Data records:
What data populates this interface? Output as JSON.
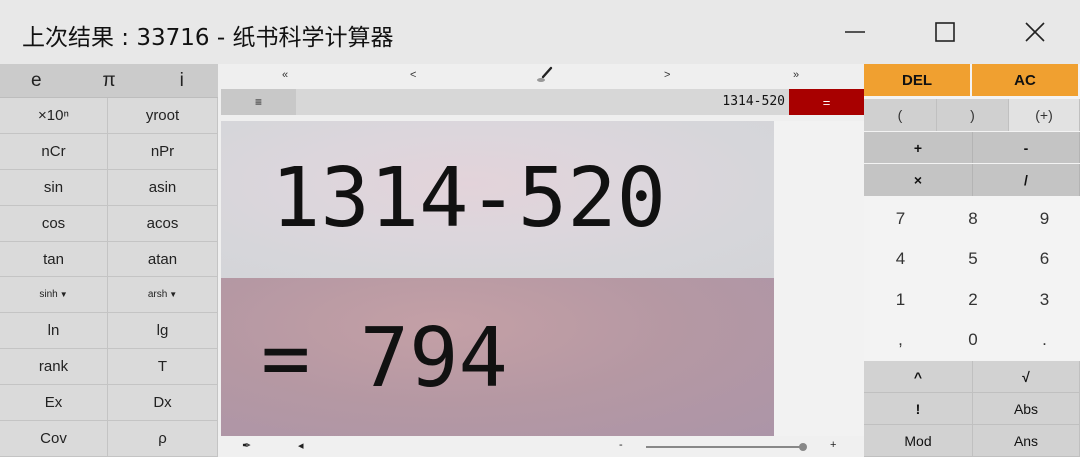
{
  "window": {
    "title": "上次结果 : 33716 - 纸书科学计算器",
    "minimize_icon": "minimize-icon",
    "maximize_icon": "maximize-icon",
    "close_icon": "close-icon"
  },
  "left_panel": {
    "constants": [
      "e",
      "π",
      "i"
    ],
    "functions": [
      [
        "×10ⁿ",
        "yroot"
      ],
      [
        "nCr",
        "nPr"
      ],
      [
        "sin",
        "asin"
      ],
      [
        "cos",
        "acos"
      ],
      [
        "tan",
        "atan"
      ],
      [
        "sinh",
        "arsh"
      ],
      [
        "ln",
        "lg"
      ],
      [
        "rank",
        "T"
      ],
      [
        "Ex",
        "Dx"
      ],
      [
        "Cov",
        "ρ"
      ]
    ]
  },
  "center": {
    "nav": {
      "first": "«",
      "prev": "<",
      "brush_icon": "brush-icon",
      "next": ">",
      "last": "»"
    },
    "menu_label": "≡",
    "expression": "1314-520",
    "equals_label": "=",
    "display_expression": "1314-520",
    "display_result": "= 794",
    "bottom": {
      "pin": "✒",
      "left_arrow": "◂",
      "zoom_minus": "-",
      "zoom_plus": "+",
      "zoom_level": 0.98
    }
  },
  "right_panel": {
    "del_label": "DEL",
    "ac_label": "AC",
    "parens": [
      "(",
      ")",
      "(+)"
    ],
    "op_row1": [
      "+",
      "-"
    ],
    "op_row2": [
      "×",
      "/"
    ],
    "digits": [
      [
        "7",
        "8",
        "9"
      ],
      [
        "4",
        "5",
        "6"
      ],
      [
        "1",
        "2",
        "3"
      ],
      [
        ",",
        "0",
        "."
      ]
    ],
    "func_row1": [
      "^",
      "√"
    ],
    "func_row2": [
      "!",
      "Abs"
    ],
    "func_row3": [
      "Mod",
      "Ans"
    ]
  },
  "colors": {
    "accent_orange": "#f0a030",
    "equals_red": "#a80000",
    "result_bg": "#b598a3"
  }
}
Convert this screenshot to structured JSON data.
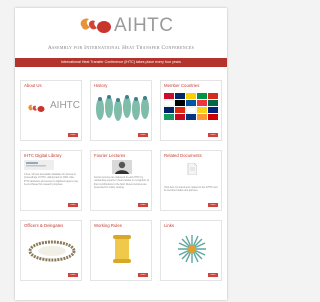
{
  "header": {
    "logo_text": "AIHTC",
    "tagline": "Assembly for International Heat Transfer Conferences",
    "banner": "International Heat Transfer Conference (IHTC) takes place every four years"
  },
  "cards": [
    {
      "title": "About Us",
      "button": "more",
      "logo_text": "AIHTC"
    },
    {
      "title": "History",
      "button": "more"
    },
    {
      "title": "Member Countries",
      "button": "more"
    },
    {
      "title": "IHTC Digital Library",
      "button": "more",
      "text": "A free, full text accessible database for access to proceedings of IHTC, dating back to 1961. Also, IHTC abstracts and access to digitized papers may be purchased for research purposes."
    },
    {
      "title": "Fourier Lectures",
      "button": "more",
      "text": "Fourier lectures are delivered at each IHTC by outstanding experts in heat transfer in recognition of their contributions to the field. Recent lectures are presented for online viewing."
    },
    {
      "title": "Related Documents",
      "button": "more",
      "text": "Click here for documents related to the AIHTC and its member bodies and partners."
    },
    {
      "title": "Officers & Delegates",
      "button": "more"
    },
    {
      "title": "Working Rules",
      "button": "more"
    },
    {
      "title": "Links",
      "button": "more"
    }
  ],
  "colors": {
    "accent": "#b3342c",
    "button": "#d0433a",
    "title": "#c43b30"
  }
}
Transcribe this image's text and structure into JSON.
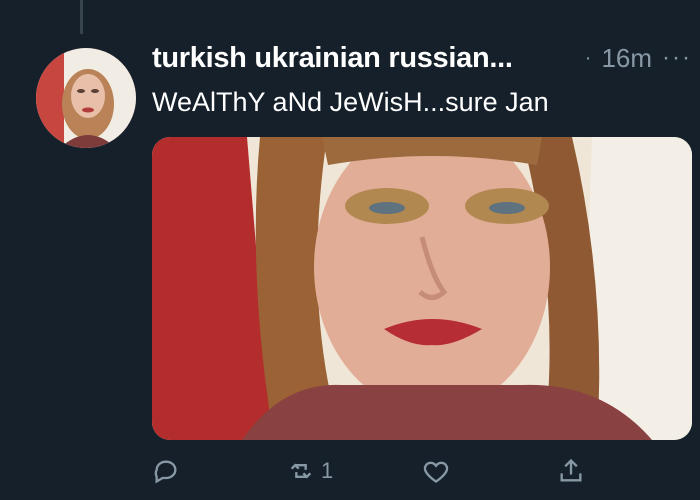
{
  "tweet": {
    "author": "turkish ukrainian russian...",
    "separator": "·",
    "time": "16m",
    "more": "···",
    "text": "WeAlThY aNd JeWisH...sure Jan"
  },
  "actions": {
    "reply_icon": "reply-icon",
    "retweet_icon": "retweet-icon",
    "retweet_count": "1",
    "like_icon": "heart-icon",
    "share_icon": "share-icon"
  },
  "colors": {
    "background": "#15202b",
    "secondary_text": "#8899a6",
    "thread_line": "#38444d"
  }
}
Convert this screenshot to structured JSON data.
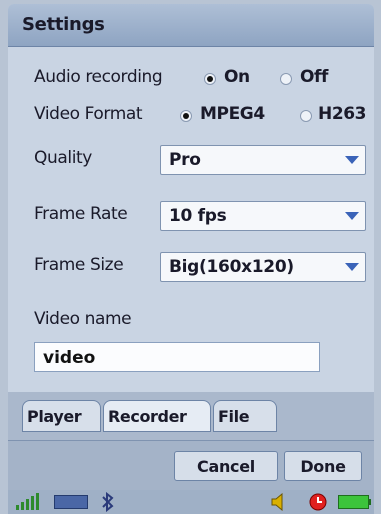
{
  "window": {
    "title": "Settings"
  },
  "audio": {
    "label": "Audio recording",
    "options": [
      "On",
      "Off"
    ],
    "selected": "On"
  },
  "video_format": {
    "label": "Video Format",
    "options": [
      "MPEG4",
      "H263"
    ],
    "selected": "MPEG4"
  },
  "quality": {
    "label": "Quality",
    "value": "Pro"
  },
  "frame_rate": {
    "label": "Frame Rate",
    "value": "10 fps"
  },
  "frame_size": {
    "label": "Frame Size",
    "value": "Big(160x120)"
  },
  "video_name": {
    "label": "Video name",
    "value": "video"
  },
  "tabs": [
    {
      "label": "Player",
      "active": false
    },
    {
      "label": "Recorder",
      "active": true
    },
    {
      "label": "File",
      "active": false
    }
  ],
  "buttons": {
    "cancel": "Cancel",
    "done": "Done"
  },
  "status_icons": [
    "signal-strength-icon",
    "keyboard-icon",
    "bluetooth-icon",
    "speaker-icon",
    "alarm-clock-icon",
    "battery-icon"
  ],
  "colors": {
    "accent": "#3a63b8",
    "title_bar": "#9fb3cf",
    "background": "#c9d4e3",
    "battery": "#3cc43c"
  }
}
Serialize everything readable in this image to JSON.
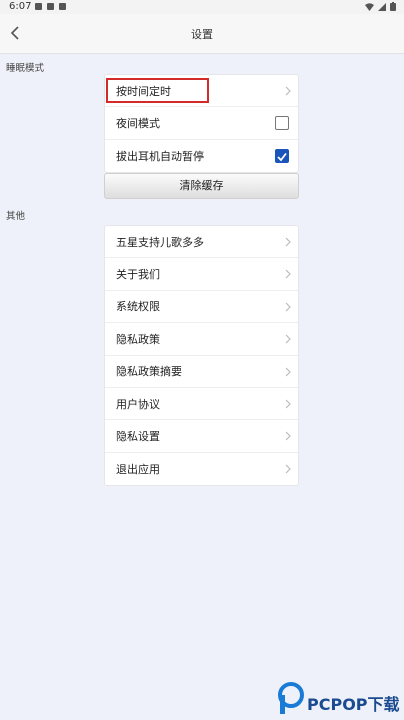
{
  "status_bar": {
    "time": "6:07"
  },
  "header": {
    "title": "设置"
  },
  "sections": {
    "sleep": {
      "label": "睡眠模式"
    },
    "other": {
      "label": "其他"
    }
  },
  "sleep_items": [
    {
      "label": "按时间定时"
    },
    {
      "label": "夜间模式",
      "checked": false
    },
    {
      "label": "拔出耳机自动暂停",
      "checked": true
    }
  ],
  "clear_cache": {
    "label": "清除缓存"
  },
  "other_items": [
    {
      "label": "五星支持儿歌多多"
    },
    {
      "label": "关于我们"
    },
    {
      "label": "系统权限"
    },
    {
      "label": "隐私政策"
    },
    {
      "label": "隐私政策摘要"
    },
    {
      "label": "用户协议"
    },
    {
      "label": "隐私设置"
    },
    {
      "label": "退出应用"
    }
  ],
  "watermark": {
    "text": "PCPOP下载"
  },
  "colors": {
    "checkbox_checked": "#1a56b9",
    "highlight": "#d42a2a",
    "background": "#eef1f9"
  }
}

• _Work instructions_: Locate all lines holding the word "International", then copy them out.

• _Exercise response_:
    "tagline": "Assembly for International Heat Transfer Conferences",
    "banner": "International Heat Transfer Conference (IHTC) takes place every four years"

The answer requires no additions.